### Problem description:
Repeat the full listing, word for word.

### Task inputs:

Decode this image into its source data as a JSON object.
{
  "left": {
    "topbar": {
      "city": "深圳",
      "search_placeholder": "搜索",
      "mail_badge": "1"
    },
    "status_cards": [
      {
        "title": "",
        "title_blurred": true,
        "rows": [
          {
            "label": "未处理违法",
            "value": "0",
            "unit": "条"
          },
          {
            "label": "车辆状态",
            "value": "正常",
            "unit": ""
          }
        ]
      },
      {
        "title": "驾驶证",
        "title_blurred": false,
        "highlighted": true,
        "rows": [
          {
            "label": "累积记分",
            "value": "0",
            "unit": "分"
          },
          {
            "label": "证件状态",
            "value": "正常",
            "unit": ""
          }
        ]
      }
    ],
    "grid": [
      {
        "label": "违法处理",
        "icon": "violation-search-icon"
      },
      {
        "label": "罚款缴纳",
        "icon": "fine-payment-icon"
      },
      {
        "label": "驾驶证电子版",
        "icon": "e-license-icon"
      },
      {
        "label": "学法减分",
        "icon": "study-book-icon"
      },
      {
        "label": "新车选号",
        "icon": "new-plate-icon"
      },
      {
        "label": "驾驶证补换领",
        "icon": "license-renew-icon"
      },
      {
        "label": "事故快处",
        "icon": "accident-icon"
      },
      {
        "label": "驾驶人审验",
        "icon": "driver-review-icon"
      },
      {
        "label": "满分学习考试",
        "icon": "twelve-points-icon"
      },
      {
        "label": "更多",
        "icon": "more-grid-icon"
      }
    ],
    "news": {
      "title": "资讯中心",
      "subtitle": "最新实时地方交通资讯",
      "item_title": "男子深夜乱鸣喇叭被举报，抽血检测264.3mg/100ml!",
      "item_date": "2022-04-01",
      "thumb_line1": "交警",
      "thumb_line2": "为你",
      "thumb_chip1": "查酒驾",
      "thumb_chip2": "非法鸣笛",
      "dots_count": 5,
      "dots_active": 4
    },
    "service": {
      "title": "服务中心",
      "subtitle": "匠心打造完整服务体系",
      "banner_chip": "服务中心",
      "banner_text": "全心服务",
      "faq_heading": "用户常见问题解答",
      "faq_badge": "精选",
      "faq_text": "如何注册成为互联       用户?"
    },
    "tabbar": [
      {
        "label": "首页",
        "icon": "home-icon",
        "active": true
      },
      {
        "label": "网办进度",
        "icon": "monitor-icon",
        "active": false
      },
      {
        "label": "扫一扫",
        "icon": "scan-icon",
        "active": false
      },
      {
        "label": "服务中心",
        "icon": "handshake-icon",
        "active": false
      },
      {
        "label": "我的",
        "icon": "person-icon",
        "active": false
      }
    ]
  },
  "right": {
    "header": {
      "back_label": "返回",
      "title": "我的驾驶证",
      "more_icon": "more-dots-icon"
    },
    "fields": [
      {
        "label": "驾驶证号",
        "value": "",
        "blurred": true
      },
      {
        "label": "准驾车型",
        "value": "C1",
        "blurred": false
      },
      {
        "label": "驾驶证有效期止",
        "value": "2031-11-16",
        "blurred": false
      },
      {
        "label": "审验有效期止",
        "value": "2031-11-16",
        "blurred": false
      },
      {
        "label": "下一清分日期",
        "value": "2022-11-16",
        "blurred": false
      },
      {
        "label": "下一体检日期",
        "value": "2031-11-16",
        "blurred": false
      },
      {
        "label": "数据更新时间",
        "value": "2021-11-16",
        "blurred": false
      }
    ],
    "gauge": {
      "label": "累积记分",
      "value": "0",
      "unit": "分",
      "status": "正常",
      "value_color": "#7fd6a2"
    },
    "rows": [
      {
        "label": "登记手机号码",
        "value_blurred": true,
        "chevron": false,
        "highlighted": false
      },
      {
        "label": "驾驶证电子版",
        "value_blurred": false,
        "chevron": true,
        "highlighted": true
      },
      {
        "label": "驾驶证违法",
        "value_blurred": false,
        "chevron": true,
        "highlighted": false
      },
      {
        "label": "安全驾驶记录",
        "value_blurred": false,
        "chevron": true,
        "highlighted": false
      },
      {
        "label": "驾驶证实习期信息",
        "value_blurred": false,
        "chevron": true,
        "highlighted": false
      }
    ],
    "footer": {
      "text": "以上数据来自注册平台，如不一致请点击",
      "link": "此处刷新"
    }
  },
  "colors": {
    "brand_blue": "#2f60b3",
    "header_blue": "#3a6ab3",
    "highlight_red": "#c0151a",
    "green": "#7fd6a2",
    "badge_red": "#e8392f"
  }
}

### Correct output:
Decode this image into its source data as a JSON object.
{
  "left": {
    "topbar": {
      "city": "深圳",
      "search_placeholder": "搜索",
      "mail_badge": "1"
    },
    "status_cards": [
      {
        "title": "",
        "title_blurred": true,
        "rows": [
          {
            "label": "未处理违法",
            "value": "0",
            "unit": "条"
          },
          {
            "label": "车辆状态",
            "value": "正常",
            "unit": ""
          }
        ]
      },
      {
        "title": "驾驶证",
        "title_blurred": false,
        "highlighted": true,
        "rows": [
          {
            "label": "累积记分",
            "value": "0",
            "unit": "分"
          },
          {
            "label": "证件状态",
            "value": "正常",
            "unit": ""
          }
        ]
      }
    ],
    "grid": [
      {
        "label": "违法处理",
        "icon": "violation-search-icon"
      },
      {
        "label": "罚款缴纳",
        "icon": "fine-payment-icon"
      },
      {
        "label": "驾驶证电子版",
        "icon": "e-license-icon"
      },
      {
        "label": "学法减分",
        "icon": "study-book-icon"
      },
      {
        "label": "新车选号",
        "icon": "new-plate-icon"
      },
      {
        "label": "驾驶证补换领",
        "icon": "license-renew-icon"
      },
      {
        "label": "事故快处",
        "icon": "accident-icon"
      },
      {
        "label": "驾驶人审验",
        "icon": "driver-review-icon"
      },
      {
        "label": "满分学习考试",
        "icon": "twelve-points-icon"
      },
      {
        "label": "更多",
        "icon": "more-grid-icon"
      }
    ],
    "news": {
      "title": "资讯中心",
      "subtitle": "最新实时地方交通资讯",
      "item_title": "男子深夜乱鸣喇叭被举报，抽血检测264.3mg/100ml!",
      "item_date": "2022-04-01",
      "thumb_line1": "交警",
      "thumb_line2": "为你",
      "thumb_chip1": "查酒驾",
      "thumb_chip2": "非法鸣笛",
      "dots_count": 5,
      "dots_active": 4
    },
    "service": {
      "title": "服务中心",
      "subtitle": "匠心打造完整服务体系",
      "banner_chip": "服务中心",
      "banner_text": "全心服务",
      "faq_heading": "用户常见问题解答",
      "faq_badge": "精选",
      "faq_text": "如何注册成为互联       用户?"
    },
    "tabbar": [
      {
        "label": "首页",
        "icon": "home-icon",
        "active": true
      },
      {
        "label": "网办进度",
        "icon": "monitor-icon",
        "active": false
      },
      {
        "label": "扫一扫",
        "icon": "scan-icon",
        "active": false
      },
      {
        "label": "服务中心",
        "icon": "handshake-icon",
        "active": false
      },
      {
        "label": "我的",
        "icon": "person-icon",
        "active": false
      }
    ]
  },
  "right": {
    "header": {
      "back_label": "返回",
      "title": "我的驾驶证",
      "more_icon": "more-dots-icon"
    },
    "fields": [
      {
        "label": "驾驶证号",
        "value": "",
        "blurred": true
      },
      {
        "label": "准驾车型",
        "value": "C1",
        "blurred": false
      },
      {
        "label": "驾驶证有效期止",
        "value": "2031-11-16",
        "blurred": false
      },
      {
        "label": "审验有效期止",
        "value": "2031-11-16",
        "blurred": false
      },
      {
        "label": "下一清分日期",
        "value": "2022-11-16",
        "blurred": false
      },
      {
        "label": "下一体检日期",
        "value": "2031-11-16",
        "blurred": false
      },
      {
        "label": "数据更新时间",
        "value": "2021-11-16",
        "blurred": false
      }
    ],
    "gauge": {
      "label": "累积记分",
      "value": "0",
      "unit": "分",
      "status": "正常",
      "value_color": "#7fd6a2"
    },
    "rows": [
      {
        "label": "登记手机号码",
        "value_blurred": true,
        "chevron": false,
        "highlighted": false
      },
      {
        "label": "驾驶证电子版",
        "value_blurred": false,
        "chevron": true,
        "highlighted": true
      },
      {
        "label": "驾驶证违法",
        "value_blurred": false,
        "chevron": true,
        "highlighted": false
      },
      {
        "label": "安全驾驶记录",
        "value_blurred": false,
        "chevron": true,
        "highlighted": false
      },
      {
        "label": "驾驶证实习期信息",
        "value_blurred": false,
        "chevron": true,
        "highlighted": false
      }
    ],
    "footer": {
      "text": "以上数据来自注册平台，如不一致请点击",
      "link": "此处刷新"
    }
  },
  "colors": {
    "brand_blue": "#2f60b3",
    "header_blue": "#3a6ab3",
    "highlight_red": "#c0151a",
    "green": "#7fd6a2",
    "badge_red": "#e8392f"
  }
}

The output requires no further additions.